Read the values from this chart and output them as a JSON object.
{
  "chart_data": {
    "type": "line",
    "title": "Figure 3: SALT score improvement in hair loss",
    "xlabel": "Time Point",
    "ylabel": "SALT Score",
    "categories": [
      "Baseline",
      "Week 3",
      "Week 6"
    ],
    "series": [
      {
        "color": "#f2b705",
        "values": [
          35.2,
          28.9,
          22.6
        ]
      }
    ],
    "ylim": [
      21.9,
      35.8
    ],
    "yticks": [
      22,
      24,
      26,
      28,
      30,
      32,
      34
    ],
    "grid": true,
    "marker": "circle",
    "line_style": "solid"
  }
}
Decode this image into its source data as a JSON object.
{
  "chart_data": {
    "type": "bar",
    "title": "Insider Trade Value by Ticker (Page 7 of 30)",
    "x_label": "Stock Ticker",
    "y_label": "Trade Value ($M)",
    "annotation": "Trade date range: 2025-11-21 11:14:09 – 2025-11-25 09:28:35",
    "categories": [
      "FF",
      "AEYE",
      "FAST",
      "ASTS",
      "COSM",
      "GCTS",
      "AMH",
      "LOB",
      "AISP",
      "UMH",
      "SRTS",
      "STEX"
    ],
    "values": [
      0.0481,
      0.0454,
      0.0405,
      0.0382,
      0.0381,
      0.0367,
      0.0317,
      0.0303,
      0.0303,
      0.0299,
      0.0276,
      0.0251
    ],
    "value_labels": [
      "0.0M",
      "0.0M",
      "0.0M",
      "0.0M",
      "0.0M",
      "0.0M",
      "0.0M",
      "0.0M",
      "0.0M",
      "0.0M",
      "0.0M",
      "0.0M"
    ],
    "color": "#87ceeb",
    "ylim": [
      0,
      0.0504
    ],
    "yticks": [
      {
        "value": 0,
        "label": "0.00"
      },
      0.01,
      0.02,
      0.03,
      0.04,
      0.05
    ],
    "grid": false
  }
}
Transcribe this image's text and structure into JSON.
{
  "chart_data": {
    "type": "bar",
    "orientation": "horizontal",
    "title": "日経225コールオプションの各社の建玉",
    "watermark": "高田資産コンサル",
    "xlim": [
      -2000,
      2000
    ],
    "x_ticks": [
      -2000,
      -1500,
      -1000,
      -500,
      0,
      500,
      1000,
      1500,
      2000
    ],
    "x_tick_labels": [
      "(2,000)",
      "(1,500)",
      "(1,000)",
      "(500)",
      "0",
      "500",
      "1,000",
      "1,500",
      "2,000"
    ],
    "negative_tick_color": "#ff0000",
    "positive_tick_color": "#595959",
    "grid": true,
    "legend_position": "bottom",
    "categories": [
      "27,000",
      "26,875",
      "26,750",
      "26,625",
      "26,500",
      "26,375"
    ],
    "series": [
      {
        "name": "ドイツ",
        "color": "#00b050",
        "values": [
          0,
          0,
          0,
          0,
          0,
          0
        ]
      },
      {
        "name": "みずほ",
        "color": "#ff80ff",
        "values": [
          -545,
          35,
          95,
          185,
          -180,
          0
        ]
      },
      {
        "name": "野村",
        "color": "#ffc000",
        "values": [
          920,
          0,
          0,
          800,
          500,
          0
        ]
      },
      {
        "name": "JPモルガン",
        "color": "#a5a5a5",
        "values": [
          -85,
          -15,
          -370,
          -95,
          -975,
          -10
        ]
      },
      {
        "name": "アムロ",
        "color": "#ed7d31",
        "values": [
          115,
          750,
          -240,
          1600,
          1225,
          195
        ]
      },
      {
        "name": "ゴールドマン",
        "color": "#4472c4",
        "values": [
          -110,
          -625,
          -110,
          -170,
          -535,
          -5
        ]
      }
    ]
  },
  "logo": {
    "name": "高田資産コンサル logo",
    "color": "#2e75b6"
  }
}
——————————
- [YOUR OBJECTIVE] Identify each line in the records above that contains the word "Trade", and copy it out in full.

- [EXERCISE OUTPUT]
    "title": "Insider Trade Value by Ticker (Page 7 of 30)",
    "y_label": "Trade Value ($M)",
    "annotation": "Trade date range: 2025-11-21 11:14:09 – 2025-11-25 09:28:35",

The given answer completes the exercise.